Compito: Prosegui l'articolo sui divani Leopold e Bloom di Marac a partire dall'ultima frase riportata qui sotto.

Testo selezionato:
•••••
Il salotto contemporaneo cambia forma: meno rigidità nelle linee, più fluidità e capacità di adattarsi ai ritmi della vita quotidiana senza rinunciare a carattere ed eleganza, tra volumi morbidi, sedute profonde e una cura nei dettagli che richiama il lavoro sartoriale. In questo scenario arrivano Leopold e Bloom, i due nuovi divani disegnati da Enrico Cesana per Marac. Le due novità si aggiungono alla collezione di divani del marchio e, pur nascendo dalla stessa firma, interpretano il tema con approcci diversi: linee classiche reinterpretate per Leopold, essenzialità e comfort per Bloom.
Leopold: le forme classiche reinterpretate, ora anche in versione curva
Leopold nasce dalla rilettura in chiave contemporanea di forme classiche del divano. Il risultato, secondo Marac, è un progetto capace di arredare il living con coerenza e identità, adattandosi ad ambienti tra loro differenti.

Il modello si sviluppa ora anche in una nuova configurazione curva, che rappresenta, riferisce Marac, l’evoluzione del sistema imbottito del marchio. Le geometrie arrotondate, spiega l’azienda, introducono una dimensione più dinamica e accogliente, capace di suggerire un’idea di convivialità. Il divano, sottolinea Marac, entra nello spazio domestico con discrezione, diventando parte delle abitudini e dei ritmi quotidiani.
•••••
[Dati strutturati di analisi della pagina]

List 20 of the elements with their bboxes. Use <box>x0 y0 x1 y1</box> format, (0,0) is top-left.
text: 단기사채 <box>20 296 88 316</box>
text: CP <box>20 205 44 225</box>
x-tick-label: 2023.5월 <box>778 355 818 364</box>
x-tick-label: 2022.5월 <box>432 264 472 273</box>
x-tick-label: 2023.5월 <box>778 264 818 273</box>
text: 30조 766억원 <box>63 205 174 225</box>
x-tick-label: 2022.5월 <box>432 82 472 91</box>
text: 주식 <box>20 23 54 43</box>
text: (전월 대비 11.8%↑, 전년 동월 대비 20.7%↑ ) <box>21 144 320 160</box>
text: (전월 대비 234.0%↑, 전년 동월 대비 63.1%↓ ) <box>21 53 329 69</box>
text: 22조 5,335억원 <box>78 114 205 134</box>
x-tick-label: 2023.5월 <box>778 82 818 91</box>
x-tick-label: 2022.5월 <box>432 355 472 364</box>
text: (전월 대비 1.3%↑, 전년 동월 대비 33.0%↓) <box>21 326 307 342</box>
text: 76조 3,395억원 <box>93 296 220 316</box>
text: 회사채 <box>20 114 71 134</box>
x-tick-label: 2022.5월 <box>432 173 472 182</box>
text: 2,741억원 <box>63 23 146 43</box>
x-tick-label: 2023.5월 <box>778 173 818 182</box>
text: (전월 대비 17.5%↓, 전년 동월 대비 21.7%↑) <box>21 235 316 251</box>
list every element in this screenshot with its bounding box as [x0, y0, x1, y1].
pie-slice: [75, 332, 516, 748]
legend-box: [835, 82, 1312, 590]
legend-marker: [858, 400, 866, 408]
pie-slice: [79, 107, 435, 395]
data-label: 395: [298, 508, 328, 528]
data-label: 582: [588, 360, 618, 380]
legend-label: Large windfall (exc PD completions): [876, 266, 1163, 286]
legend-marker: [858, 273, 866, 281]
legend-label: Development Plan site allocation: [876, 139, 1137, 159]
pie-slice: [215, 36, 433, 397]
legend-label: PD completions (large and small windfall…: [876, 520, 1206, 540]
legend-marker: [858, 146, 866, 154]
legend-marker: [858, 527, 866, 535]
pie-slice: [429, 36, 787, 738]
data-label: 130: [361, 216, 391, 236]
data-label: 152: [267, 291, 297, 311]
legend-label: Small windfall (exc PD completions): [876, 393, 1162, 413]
•••••
Risultato del compito:
Bloom: proporzioni e comfort in una linea essenziale

Bloom mette al centro proporzioni e comfort, con uno stile che Marac definisce moderno ed essenziale. Le sedute ampie e accoglienti si integrano con schienali e braccioli in un disegno coerente, che restituisce, secondo il marchio, un’immagine senza tempo.

La qualità del progetto, riferisce Marac, si esprime nella scelta dei materiali, nei dettagli e nelle lavorazioni che riflettono la cura artigianale dell’azienda. Bloom è disponibile in configurazioni lineari e angolari, così da potersi inserire in contesti diversi tra loro.